→ **TEXT SHOWN**

----------

An oscilloscope is an electrical device that can convert sound waves into a visual display. A sound wave moving through air is actually a longitudinal wave. An oscilloscope changes the sound wave into a transverse wave that appears on a screen. Can you use the visual display of an oscilloscope to find out some basics about sound waves?

Doing the science

  1. Start the Modular Synthesizer Simulation by clicking on the "Sim" tab.
  2. Make sure that the sound is turned on and your volume is at an appropriate level on the device you’re viewing the simulation.
  3. Click the "D" key once (the second white key at the far left of the keyboard).
  4. Note and record in Table 1 the frequency of the sound that is displayed in the top middle portion of the screen. Listen carefully to the note being played.

----------

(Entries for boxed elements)

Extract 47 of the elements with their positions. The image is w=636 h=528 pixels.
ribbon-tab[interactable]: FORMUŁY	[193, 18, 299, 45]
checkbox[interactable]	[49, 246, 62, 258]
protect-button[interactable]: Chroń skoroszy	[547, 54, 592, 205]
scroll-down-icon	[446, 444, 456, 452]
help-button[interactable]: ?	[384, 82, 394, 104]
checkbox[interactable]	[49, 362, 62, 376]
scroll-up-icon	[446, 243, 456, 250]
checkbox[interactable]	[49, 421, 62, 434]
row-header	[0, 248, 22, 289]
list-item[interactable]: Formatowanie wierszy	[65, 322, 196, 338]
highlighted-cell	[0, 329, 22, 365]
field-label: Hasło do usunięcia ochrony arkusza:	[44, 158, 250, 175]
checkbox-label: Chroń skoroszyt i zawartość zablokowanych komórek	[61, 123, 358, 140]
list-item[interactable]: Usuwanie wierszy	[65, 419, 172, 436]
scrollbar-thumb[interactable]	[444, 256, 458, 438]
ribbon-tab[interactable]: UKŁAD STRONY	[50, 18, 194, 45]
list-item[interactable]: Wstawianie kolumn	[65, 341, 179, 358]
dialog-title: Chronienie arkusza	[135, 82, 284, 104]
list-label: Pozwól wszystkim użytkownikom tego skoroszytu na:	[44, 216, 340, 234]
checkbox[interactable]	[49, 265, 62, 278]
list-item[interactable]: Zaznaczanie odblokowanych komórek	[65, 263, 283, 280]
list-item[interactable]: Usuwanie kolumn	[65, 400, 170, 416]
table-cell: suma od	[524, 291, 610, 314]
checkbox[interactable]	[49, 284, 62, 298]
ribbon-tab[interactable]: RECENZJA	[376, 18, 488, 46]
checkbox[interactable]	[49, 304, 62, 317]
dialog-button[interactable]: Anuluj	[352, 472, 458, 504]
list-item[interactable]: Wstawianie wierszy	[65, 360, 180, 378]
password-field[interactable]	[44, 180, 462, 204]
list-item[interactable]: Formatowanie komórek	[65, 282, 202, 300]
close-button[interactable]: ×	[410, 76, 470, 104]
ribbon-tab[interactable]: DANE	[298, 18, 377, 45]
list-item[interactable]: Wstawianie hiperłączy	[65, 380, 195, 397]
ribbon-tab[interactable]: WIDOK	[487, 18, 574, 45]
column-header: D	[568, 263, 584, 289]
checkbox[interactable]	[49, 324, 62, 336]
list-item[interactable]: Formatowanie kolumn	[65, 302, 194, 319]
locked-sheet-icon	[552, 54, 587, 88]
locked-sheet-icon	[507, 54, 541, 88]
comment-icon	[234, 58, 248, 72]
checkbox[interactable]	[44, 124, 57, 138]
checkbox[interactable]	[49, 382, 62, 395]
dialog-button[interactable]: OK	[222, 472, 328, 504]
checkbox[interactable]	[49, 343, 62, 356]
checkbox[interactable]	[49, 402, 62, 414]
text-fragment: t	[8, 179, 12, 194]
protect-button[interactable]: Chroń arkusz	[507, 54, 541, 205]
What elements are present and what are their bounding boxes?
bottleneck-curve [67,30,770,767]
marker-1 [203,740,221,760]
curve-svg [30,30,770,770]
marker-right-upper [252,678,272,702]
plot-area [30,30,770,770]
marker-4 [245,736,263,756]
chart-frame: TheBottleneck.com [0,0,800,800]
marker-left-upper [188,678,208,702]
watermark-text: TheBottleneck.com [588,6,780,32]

----------

→ **WORK TO DO**
1. Copy the part of the oscilloscope passage starting with "Doing the science" and going on through "note being played.".
2. Repeat the rows word for word, starting with the first row and going on through the line with "322, 196, 338]".
The oscilloscope passage and these rows have no connection to each other.

→ **COMPLETE ANSWERS**
1.
Doing the science

  1. Start the Modular Synthesizer Simulation by clicking on the "Sim" tab.
  2. Make sure that the sound is turned on and your volume is at an appropriate level on the device you’re viewing the simulation.
  3. Click the "D" key once (the second white key at the far left of the keyboard).
  4. Note and record in Table 1 the frequency of the sound that is displayed in the top middle portion of the screen. Listen carefully to the note being played.

2.
Extract 47 of the elements with their positions. The image is w=636 h=528 pixels.
ribbon-tab[interactable]: FORMUŁY	[193, 18, 299, 45]
checkbox[interactable]	[49, 246, 62, 258]
protect-button[interactable]: Chroń skoroszy	[547, 54, 592, 205]
scroll-down-icon	[446, 444, 456, 452]
help-button[interactable]: ?	[384, 82, 394, 104]
checkbox[interactable]	[49, 362, 62, 376]
scroll-up-icon	[446, 243, 456, 250]
checkbox[interactable]	[49, 421, 62, 434]
row-header	[0, 248, 22, 289]
list-item[interactable]: Formatowanie wierszy	[65, 322, 196, 338]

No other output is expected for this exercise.